[Text passage — start]

Showing posts with label Film Noir. Show all posts
Showing posts with label Film Noir. Show all posts

Nov 28, 2016

Nocturnal Animals


A stylish mess. Amy Adams is wasted in a rudderless role in this modern noir by Tom Ford about a wealthy woman who has everything and is deeply unhappy. She lives in a modernist box in the Hollywood Hills, has a penchant for terrible performance art, has a handsome, unconcerned husband (Armie Hammer) and gets a manuscript in the mail from her ex (Jake Gyllenhaal, playing a poor sap) in which he has novelized what she did to him before she married the millionaire.
As she reads the book, we go back and forth from her slick, empty existence to a garish American Gothic tale of violence. The elements of the plot of this film have far more promise than Ford knows what to do with and what could be a satisfying blackhearted noir about revenge with a strong femme fatale is a clumsy study in empty artificiality. Perhaps the structure is what dooms the film. If everything important happens either in the past or in a book, there's no momentum and no suspense. A femme fatale who mopes and reads is not necessarily the most compelling plot device. Compounding the problem, the pulpy novel doesn't seem to be very good. Its opening scenes are patently absurd, but it gets better as it goes along. In fact, it gets immeasurably better the moment Michael Shannon shows up as the sheriff of a sleepy dump in Texas where Edward, the protagonist of the novel (also Gyllenhaal) and his family get singled out for abuse by evil local yokels that look like runway models in a Tom Ford fashion show. The main meanie is played by a dramatically miscast Aaron Taylor-Johnson, who despite his best mugging is completely unconvincing as evil in cowboy boots.

[Text passage — finish]

• Your goal:
Quote the passage of the Nocturnal Animals review between "A stylish mess." and "married the millionaire.", inclusive.

[Recorded information — start]

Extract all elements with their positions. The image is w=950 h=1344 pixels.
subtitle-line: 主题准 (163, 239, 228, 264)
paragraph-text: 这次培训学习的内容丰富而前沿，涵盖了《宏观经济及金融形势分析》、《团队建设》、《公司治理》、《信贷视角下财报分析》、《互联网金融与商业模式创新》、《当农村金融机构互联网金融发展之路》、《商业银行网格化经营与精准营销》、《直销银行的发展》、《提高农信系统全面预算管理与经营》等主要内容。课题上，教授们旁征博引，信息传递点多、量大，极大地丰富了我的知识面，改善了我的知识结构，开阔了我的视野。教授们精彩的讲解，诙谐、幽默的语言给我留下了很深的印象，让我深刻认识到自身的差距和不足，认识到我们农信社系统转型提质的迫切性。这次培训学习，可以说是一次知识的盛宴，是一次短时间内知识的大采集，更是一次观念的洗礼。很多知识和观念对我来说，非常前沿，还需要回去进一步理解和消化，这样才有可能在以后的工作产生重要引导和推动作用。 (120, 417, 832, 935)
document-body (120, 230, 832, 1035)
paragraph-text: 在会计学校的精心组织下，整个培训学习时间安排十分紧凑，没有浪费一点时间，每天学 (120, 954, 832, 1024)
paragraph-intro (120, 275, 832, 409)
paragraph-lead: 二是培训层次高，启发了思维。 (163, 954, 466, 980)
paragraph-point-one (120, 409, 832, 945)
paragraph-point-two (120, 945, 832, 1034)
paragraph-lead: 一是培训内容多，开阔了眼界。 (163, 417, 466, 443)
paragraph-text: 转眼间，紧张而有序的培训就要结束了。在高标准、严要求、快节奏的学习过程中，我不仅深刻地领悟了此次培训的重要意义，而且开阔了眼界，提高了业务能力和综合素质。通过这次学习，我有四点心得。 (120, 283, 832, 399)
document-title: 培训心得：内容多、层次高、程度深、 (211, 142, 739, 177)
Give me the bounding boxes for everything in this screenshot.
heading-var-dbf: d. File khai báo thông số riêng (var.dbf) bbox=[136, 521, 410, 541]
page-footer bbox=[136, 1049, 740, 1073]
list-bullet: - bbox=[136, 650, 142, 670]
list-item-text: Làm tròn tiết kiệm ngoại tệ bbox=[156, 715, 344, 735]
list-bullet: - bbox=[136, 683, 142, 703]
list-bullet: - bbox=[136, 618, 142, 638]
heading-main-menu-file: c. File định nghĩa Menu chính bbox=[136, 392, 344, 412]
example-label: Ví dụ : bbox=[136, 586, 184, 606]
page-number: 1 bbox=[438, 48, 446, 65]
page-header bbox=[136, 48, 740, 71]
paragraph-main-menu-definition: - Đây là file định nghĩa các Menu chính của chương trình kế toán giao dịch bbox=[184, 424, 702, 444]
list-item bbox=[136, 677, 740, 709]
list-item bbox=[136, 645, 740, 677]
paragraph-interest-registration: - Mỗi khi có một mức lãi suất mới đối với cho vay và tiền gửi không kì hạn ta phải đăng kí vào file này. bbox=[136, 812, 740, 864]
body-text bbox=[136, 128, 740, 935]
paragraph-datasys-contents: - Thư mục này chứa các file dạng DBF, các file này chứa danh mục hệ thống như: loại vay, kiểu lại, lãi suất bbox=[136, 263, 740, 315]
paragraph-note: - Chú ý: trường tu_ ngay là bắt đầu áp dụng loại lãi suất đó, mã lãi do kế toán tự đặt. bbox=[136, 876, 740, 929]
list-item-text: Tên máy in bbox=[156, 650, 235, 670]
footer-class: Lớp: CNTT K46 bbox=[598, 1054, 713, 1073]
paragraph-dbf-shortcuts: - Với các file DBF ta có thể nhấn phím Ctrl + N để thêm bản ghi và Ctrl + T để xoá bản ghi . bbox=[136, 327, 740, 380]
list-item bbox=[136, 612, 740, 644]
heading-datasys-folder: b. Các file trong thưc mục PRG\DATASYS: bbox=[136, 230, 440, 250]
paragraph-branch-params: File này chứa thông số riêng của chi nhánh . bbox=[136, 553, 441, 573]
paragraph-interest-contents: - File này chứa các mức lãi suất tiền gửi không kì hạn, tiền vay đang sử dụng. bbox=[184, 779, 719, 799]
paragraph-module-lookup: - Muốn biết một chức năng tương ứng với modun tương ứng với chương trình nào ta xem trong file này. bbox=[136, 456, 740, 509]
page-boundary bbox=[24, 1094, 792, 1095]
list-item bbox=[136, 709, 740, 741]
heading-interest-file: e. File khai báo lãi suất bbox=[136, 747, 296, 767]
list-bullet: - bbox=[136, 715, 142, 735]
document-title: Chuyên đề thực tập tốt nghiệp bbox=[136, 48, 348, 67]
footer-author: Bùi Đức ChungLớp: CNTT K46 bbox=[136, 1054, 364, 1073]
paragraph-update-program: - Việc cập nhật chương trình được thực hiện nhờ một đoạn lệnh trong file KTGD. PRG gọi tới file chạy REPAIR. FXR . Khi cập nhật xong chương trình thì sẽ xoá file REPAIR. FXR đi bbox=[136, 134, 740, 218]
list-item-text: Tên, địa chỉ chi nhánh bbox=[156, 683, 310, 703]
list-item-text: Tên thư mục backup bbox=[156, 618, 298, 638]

[Recorded information — finish]

• Expected answer:
A stylish mess. Amy Adams is wasted in a rudderless role in this modern noir by Tom Ford about a wealthy woman who has everything and is deeply unhappy. She lives in a modernist box in the Hollywood Hills, has a penchant for terrible performance art, has a handsome, unconcerned husband (Armie Hammer) and gets a manuscript in the mail from her ex (Jake Gyllenhaal, playing a poor sap) in which he has novelized what she did to him before she married the millionaire.